| RECORDS FOR PROCESSING |
## begin

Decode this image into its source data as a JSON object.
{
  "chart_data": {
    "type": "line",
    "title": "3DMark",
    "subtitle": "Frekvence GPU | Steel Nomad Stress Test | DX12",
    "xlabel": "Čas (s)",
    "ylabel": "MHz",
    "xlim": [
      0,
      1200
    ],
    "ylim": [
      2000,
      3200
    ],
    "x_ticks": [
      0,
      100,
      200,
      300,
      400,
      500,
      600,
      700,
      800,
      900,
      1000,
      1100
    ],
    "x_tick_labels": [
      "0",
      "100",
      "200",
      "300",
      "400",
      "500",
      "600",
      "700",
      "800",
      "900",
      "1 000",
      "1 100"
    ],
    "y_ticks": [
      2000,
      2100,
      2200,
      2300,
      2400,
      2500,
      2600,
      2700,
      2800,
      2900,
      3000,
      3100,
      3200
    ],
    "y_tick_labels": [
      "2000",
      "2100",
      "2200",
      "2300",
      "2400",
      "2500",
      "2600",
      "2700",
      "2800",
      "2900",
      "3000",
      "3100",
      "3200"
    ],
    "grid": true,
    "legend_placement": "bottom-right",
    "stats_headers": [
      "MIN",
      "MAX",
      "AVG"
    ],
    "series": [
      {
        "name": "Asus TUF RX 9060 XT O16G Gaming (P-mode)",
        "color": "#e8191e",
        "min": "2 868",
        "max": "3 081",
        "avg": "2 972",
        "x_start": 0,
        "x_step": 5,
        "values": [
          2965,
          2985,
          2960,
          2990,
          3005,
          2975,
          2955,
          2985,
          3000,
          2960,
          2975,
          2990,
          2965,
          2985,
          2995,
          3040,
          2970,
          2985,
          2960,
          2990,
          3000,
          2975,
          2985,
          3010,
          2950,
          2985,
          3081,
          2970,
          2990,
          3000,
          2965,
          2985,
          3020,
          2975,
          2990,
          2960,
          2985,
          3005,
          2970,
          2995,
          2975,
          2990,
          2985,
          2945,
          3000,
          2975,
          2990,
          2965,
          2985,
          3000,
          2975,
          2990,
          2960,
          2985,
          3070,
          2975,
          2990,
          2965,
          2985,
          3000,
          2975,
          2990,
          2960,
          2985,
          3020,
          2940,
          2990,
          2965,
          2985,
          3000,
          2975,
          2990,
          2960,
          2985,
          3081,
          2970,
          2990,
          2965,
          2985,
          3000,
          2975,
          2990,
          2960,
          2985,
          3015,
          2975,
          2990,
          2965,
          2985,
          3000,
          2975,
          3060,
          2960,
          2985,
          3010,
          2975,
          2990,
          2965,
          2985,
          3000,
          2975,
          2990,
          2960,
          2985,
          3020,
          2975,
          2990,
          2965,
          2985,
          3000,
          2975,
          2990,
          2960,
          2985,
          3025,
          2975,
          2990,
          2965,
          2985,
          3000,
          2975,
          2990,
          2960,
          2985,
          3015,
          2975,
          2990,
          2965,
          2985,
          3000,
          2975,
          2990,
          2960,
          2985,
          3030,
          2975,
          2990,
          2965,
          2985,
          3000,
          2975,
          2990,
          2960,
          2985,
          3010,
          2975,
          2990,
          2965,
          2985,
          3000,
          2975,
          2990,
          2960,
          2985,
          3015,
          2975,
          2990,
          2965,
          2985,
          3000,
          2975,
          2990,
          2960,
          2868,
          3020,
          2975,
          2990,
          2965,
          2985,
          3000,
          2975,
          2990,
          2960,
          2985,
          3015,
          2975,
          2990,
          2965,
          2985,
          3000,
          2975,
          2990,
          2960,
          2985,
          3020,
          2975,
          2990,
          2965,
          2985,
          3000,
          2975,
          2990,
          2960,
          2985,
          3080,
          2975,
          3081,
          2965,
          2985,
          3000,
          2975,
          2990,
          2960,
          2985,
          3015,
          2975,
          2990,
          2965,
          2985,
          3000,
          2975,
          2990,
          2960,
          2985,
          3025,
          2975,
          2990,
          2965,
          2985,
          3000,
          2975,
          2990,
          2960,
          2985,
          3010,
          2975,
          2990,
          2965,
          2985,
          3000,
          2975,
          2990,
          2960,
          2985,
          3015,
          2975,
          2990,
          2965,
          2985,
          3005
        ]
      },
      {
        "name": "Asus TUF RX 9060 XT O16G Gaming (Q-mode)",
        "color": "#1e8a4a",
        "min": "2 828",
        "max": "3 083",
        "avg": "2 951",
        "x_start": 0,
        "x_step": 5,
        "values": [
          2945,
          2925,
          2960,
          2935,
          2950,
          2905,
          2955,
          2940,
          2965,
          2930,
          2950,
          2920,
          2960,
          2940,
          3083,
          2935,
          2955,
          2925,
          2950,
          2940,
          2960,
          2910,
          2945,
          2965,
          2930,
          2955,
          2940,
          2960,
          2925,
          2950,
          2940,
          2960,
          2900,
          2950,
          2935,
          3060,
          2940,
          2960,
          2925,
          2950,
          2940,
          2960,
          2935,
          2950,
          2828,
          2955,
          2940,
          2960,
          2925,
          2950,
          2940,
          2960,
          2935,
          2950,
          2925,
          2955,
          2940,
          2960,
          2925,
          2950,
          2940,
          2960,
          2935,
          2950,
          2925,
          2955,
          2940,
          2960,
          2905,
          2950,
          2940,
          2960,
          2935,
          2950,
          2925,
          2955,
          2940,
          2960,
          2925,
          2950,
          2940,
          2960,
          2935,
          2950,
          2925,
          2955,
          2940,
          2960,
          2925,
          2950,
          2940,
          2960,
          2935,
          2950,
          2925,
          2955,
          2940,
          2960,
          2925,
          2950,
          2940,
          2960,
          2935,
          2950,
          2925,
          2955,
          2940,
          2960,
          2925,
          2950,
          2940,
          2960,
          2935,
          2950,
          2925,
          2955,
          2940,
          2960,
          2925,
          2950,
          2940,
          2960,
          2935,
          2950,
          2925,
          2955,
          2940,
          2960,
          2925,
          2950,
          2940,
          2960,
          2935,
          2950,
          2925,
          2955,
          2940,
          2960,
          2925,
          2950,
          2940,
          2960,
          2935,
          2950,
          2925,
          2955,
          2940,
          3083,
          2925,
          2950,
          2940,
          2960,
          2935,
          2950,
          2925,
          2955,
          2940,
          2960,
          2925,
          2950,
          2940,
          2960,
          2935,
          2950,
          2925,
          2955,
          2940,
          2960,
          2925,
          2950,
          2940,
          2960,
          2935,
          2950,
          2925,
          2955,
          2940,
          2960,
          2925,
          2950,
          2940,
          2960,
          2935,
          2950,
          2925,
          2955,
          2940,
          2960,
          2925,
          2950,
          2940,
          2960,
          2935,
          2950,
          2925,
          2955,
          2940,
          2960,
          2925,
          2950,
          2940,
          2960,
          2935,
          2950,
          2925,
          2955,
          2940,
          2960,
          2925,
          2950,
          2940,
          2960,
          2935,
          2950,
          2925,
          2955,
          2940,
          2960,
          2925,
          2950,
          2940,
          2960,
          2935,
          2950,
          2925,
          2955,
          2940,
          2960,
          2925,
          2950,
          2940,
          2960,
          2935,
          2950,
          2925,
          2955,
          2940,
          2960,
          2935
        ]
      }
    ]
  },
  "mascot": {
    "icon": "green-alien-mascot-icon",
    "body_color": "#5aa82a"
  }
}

## end

| WORK TO COMPLETE |
Write the entries again, exactly as they stand.

| FULL RESPONSE |
Decode this image into its source data as a JSON object.
{
  "chart_data": {
    "type": "line",
    "title": "3DMark",
    "subtitle": "Frekvence GPU | Steel Nomad Stress Test | DX12",
    "xlabel": "Čas (s)",
    "ylabel": "MHz",
    "xlim": [
      0,
      1200
    ],
    "ylim": [
      2000,
      3200
    ],
    "x_ticks": [
      0,
      100,
      200,
      300,
      400,
      500,
      600,
      700,
      800,
      900,
      1000,
      1100
    ],
    "x_tick_labels": [
      "0",
      "100",
      "200",
      "300",
      "400",
      "500",
      "600",
      "700",
      "800",
      "900",
      "1 000",
      "1 100"
    ],
    "y_ticks": [
      2000,
      2100,
      2200,
      2300,
      2400,
      2500,
      2600,
      2700,
      2800,
      2900,
      3000,
      3100,
      3200
    ],
    "y_tick_labels": [
      "2000",
      "2100",
      "2200",
      "2300",
      "2400",
      "2500",
      "2600",
      "2700",
      "2800",
      "2900",
      "3000",
      "3100",
      "3200"
    ],
    "grid": true,
    "legend_placement": "bottom-right",
    "stats_headers": [
      "MIN",
      "MAX",
      "AVG"
    ],
    "series": [
      {
        "name": "Asus TUF RX 9060 XT O16G Gaming (P-mode)",
        "color": "#e8191e",
        "min": "2 868",
        "max": "3 081",
        "avg": "2 972",
        "x_start": 0,
        "x_step": 5,
        "values": [
          2965,
          2985,
          2960,
          2990,
          3005,
          2975,
          2955,
          2985,
          3000,
          2960,
          2975,
          2990,
          2965,
          2985,
          2995,
          3040,
          2970,
          2985,
          2960,
          2990,
          3000,
          2975,
          2985,
          3010,
          2950,
          2985,
          3081,
          2970,
          2990,
          3000,
          2965,
          2985,
          3020,
          2975,
          2990,
          2960,
          2985,
          3005,
          2970,
          2995,
          2975,
          2990,
          2985,
          2945,
          3000,
          2975,
          2990,
          2965,
          2985,
          3000,
          2975,
          2990,
          2960,
          2985,
          3070,
          2975,
          2990,
          2965,
          2985,
          3000,
          2975,
          2990,
          2960,
          2985,
          3020,
          2940,
          2990,
          2965,
          2985,
          3000,
          2975,
          2990,
          2960,
          2985,
          3081,
          2970,
          2990,
          2965,
          2985,
          3000,
          2975,
          2990,
          2960,
          2985,
          3015,
          2975,
          2990,
          2965,
          2985,
          3000,
          2975,
          3060,
          2960,
          2985,
          3010,
          2975,
          2990,
          2965,
          2985,
          3000,
          2975,
          2990,
          2960,
          2985,
          3020,
          2975,
          2990,
          2965,
          2985,
          3000,
          2975,
          2990,
          2960,
          2985,
          3025,
          2975,
          2990,
          2965,
          2985,
          3000,
          2975,
          2990,
          2960,
          2985,
          3015,
          2975,
          2990,
          2965,
          2985,
          3000,
          2975,
          2990,
          2960,
          2985,
          3030,
          2975,
          2990,
          2965,
          2985,
          3000,
          2975,
          2990,
          2960,
          2985,
          3010,
          2975,
          2990,
          2965,
          2985,
          3000,
          2975,
          2990,
          2960,
          2985,
          3015,
          2975,
          2990,
          2965,
          2985,
          3000,
          2975,
          2990,
          2960,
          2868,
          3020,
          2975,
          2990,
          2965,
          2985,
          3000,
          2975,
          2990,
          2960,
          2985,
          3015,
          2975,
          2990,
          2965,
          2985,
          3000,
          2975,
          2990,
          2960,
          2985,
          3020,
          2975,
          2990,
          2965,
          2985,
          3000,
          2975,
          2990,
          2960,
          2985,
          3080,
          2975,
          3081,
          2965,
          2985,
          3000,
          2975,
          2990,
          2960,
          2985,
          3015,
          2975,
          2990,
          2965,
          2985,
          3000,
          2975,
          2990,
          2960,
          2985,
          3025,
          2975,
          2990,
          2965,
          2985,
          3000,
          2975,
          2990,
          2960,
          2985,
          3010,
          2975,
          2990,
          2965,
          2985,
          3000,
          2975,
          2990,
          2960,
          2985,
          3015,
          2975,
          2990,
          2965,
          2985,
          3005
        ]
      },
      {
        "name": "Asus TUF RX 9060 XT O16G Gaming (Q-mode)",
        "color": "#1e8a4a",
        "min": "2 828",
        "max": "3 083",
        "avg": "2 951",
        "x_start": 0,
        "x_step": 5,
        "values": [
          2945,
          2925,
          2960,
          2935,
          2950,
          2905,
          2955,
          2940,
          2965,
          2930,
          2950,
          2920,
          2960,
          2940,
          3083,
          2935,
          2955,
          2925,
          2950,
          2940,
          2960,
          2910,
          2945,
          2965,
          2930,
          2955,
          2940,
          2960,
          2925,
          2950,
          2940,
          2960,
          2900,
          2950,
          2935,
          3060,
          2940,
          2960,
          2925,
          2950,
          2940,
          2960,
          2935,
          2950,
          2828,
          2955,
          2940,
          2960,
          2925,
          2950,
          2940,
          2960,
          2935,
          2950,
          2925,
          2955,
          2940,
          2960,
          2925,
          2950,
          2940,
          2960,
          2935,
          2950,
          2925,
          2955,
          2940,
          2960,
          2905,
          2950,
          2940,
          2960,
          2935,
          2950,
          2925,
          2955,
          2940,
          2960,
          2925,
          2950,
          2940,
          2960,
          2935,
          2950,
          2925,
          2955,
          2940,
          2960,
          2925,
          2950,
          2940,
          2960,
          2935,
          2950,
          2925,
          2955,
          2940,
          2960,
          2925,
          2950,
          2940,
          2960,
          2935,
          2950,
          2925,
          2955,
          2940,
          2960,
          2925,
          2950,
          2940,
          2960,
          2935,
          2950,
          2925,
          2955,
          2940,
          2960,
          2925,
          2950,
          2940,
          2960,
          2935,
          2950,
          2925,
          2955,
          2940,
          2960,
          2925,
          2950,
          2940,
          2960,
          2935,
          2950,
          2925,
          2955,
          2940,
          2960,
          2925,
          2950,
          2940,
          2960,
          2935,
          2950,
          2925,
          2955,
          2940,
          3083,
          2925,
          2950,
          2940,
          2960,
          2935,
          2950,
          2925,
          2955,
          2940,
          2960,
          2925,
          2950,
          2940,
          2960,
          2935,
          2950,
          2925,
          2955,
          2940,
          2960,
          2925,
          2950,
          2940,
          2960,
          2935,
          2950,
          2925,
          2955,
          2940,
          2960,
          2925,
          2950,
          2940,
          2960,
          2935,
          2950,
          2925,
          2955,
          2940,
          2960,
          2925,
          2950,
          2940,
          2960,
          2935,
          2950,
          2925,
          2955,
          2940,
          2960,
          2925,
          2950,
          2940,
          2960,
          2935,
          2950,
          2925,
          2955,
          2940,
          2960,
          2925,
          2950,
          2940,
          2960,
          2935,
          2950,
          2925,
          2955,
          2940,
          2960,
          2925,
          2950,
          2940,
          2960,
          2935,
          2950,
          2925,
          2955,
          2940,
          2960,
          2925,
          2950,
          2940,
          2960,
          2935,
          2950,
          2925,
          2955,
          2940,
          2960,
          2935
        ]
      }
    ]
  },
  "mascot": {
    "icon": "green-alien-mascot-icon",
    "body_color": "#5aa82a"
  }
}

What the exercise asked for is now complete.